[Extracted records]
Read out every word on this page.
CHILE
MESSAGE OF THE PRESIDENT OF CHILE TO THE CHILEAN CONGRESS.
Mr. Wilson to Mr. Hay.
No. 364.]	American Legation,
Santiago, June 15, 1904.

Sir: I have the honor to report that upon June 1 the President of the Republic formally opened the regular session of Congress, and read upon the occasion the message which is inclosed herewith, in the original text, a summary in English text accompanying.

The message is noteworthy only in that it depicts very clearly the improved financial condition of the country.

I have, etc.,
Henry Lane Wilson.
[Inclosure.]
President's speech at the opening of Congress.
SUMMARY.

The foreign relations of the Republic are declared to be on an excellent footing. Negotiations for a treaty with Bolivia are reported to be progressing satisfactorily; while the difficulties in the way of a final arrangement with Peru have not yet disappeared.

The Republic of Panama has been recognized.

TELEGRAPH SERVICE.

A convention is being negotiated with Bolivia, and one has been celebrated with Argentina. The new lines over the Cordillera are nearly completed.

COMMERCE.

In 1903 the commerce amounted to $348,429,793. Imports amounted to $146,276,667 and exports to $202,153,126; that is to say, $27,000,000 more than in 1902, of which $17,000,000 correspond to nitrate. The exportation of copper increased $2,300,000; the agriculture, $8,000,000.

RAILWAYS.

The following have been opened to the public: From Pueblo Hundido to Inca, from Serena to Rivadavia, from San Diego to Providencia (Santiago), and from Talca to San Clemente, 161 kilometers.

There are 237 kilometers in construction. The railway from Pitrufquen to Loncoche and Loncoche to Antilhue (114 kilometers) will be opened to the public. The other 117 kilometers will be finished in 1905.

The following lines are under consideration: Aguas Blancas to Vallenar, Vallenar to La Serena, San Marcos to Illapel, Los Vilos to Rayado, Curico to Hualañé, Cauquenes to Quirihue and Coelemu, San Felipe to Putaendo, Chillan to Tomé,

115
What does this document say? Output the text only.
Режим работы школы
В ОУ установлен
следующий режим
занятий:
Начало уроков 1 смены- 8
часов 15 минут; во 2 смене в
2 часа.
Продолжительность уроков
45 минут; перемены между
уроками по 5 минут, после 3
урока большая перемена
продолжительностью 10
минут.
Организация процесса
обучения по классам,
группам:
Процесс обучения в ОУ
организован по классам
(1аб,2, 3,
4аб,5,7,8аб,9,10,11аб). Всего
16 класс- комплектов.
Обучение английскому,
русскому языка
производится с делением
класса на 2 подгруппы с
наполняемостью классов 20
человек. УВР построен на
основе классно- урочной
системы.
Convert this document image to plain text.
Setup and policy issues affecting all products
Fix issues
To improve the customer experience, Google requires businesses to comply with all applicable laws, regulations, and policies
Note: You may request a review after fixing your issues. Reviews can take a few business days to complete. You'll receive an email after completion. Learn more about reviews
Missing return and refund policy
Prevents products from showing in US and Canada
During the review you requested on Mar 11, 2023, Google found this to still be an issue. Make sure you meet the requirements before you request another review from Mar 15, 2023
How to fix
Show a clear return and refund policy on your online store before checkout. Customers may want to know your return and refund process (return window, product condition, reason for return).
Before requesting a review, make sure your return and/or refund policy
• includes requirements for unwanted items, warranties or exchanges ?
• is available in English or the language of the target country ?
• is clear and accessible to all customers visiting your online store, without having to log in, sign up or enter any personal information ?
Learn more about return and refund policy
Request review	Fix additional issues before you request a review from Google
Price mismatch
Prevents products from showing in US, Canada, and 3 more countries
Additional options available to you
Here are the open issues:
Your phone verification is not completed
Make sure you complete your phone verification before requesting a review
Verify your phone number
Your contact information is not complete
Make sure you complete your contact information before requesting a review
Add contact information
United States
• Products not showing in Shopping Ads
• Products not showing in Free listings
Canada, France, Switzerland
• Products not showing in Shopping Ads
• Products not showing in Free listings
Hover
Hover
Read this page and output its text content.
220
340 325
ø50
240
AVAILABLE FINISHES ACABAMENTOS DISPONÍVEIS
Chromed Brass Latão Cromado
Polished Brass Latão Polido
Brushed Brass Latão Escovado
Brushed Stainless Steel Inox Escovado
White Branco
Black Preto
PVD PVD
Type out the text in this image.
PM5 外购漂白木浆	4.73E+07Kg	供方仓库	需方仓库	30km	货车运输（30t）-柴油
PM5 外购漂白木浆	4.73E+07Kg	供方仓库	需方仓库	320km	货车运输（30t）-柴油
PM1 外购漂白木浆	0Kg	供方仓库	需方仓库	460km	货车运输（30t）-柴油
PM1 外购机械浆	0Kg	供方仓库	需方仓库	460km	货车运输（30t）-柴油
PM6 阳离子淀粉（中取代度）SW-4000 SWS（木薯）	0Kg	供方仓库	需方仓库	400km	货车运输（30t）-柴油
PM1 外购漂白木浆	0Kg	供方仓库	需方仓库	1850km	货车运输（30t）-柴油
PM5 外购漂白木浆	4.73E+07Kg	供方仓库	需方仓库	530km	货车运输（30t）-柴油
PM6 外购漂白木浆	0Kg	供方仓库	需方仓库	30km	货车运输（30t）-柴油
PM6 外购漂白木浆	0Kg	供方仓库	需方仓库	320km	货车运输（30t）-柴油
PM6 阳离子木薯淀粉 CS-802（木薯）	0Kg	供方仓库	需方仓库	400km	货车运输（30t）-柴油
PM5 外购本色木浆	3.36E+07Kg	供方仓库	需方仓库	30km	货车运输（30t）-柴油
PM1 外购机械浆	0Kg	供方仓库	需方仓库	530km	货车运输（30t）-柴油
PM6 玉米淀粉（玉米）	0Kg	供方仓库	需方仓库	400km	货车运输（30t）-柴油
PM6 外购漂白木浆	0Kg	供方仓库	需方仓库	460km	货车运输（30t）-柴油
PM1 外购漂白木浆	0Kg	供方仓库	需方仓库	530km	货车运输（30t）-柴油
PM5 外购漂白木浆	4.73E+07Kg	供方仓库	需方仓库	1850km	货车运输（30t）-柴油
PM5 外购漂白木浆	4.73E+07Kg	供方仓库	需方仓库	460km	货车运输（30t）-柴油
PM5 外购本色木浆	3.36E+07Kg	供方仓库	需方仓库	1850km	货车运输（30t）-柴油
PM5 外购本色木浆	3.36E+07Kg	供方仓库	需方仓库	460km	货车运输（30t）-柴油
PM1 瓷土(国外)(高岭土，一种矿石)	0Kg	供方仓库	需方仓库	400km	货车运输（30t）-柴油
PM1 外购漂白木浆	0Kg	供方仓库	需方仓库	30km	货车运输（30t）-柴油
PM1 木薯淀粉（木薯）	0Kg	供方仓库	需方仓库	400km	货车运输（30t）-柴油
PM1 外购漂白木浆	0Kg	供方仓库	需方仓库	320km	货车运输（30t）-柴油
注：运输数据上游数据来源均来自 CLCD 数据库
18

TASK
Pick out the lines above containing the word "классам", then copy them.

WRITTEN ANSWER
обучения по классам,
организован по классам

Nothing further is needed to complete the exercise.